▶ DIRECTION
Images must not appear in your copy; reproduce every other part of the records exactly.

▶ MATERIAL SHOWN

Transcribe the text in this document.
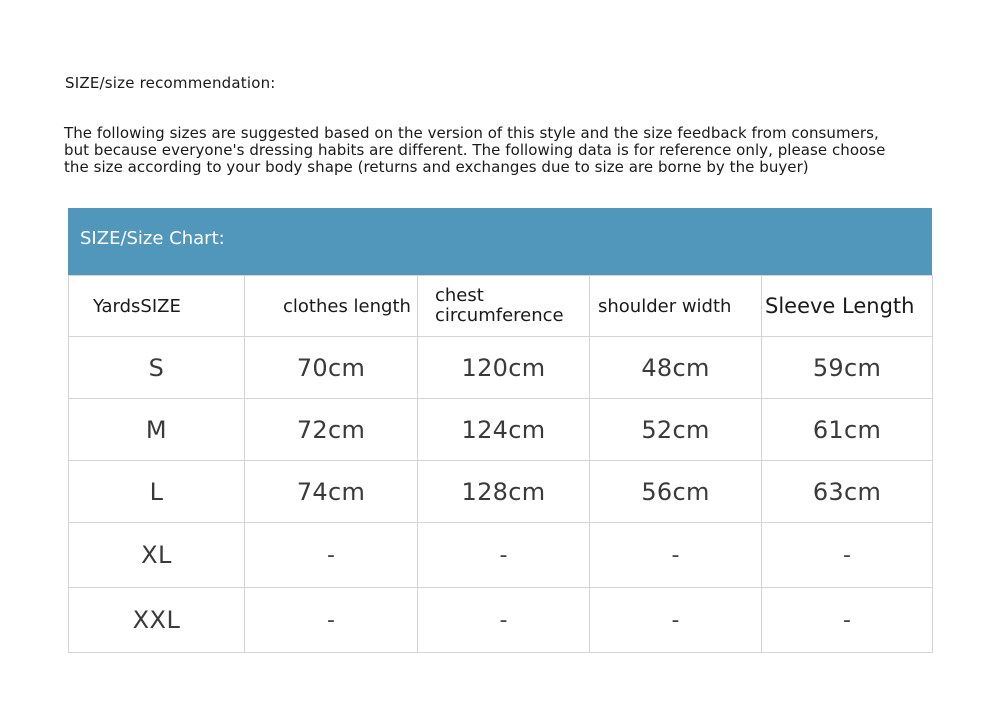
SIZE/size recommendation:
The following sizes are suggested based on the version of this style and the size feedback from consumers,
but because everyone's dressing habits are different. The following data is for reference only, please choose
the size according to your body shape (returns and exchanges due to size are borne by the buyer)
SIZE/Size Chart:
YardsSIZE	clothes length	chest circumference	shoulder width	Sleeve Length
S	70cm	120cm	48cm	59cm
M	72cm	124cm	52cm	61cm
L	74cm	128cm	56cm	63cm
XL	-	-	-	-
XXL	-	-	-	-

▶ THE REPLY
Transcribe the text in this document.
SIZE/size recommendation:
The following sizes are suggested based on the version of this style and the size feedback from consumers,
but because everyone's dressing habits are different. The following data is for reference only, please choose
the size according to your body shape (returns and exchanges due to size are borne by the buyer)
SIZE/Size Chart:
YardsSIZE	clothes length	chest circumference	shoulder width	Sleeve Length
S	70cm	120cm	48cm	59cm
M	72cm	124cm	52cm	61cm
L	74cm	128cm	56cm	63cm
XL	-	-	-	-
XXL	-	-	-	-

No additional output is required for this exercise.